Source data:
● ● ● ● ● ● ●
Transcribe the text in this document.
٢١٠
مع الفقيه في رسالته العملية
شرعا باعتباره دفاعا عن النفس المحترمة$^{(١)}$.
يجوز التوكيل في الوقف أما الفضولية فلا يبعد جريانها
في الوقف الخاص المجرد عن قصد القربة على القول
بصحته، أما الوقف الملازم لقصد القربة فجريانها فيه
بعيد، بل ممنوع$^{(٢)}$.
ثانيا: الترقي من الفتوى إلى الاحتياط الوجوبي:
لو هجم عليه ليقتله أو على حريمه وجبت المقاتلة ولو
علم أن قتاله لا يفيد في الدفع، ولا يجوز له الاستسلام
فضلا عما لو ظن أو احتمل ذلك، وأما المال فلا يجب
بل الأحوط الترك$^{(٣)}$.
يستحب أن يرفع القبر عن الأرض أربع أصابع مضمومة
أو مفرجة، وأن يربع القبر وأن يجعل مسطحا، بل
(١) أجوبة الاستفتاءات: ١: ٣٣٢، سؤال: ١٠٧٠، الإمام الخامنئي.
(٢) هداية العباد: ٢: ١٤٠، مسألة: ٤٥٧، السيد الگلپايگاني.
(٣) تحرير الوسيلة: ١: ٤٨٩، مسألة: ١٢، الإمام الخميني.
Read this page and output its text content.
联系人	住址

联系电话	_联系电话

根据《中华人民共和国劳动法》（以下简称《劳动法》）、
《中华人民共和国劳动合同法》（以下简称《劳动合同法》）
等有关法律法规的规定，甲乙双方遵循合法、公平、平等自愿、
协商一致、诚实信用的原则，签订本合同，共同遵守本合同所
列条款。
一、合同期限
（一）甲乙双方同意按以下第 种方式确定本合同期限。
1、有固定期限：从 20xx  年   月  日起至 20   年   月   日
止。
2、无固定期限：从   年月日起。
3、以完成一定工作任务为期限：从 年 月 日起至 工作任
● ● ● ● ● ● ●
Copy every line exactly. Leave nothing out.

** Completed task **
Transcribe the text in this document.
٢١٠
مع الفقيه في رسالته العملية
شرعا باعتباره دفاعا عن النفس المحترمة$^{(١)}$.
يجوز التوكيل في الوقف أما الفضولية فلا يبعد جريانها
في الوقف الخاص المجرد عن قصد القربة على القول
بصحته، أما الوقف الملازم لقصد القربة فجريانها فيه
بعيد، بل ممنوع$^{(٢)}$.
ثانيا: الترقي من الفتوى إلى الاحتياط الوجوبي:
لو هجم عليه ليقتله أو على حريمه وجبت المقاتلة ولو
علم أن قتاله لا يفيد في الدفع، ولا يجوز له الاستسلام
فضلا عما لو ظن أو احتمل ذلك، وأما المال فلا يجب
بل الأحوط الترك$^{(٣)}$.
يستحب أن يرفع القبر عن الأرض أربع أصابع مضمومة
أو مفرجة، وأن يربع القبر وأن يجعل مسطحا، بل
(١) أجوبة الاستفتاءات: ١: ٣٣٢، سؤال: ١٠٧٠، الإمام الخامنئي.
(٢) هداية العباد: ٢: ١٤٠، مسألة: ٤٥٧، السيد الگلپايگاني.
(٣) تحرير الوسيلة: ١: ٤٨٩، مسألة: ١٢، الإمام الخميني.
Read this page and output its text content.
联系人	住址

联系电话	_联系电话

根据《中华人民共和国劳动法》（以下简称《劳动法》）、
《中华人民共和国劳动合同法》（以下简称《劳动合同法》）
等有关法律法规的规定，甲乙双方遵循合法、公平、平等自愿、
协商一致、诚实信用的原则，签订本合同，共同遵守本合同所
列条款。
一、合同期限
（一）甲乙双方同意按以下第 种方式确定本合同期限。
1、有固定期限：从 20xx  年   月  日起至 20   年   月   日
止。
2、无固定期限：从   年月日起。
3、以完成一定工作任务为期限：从 年 月 日起至 工作任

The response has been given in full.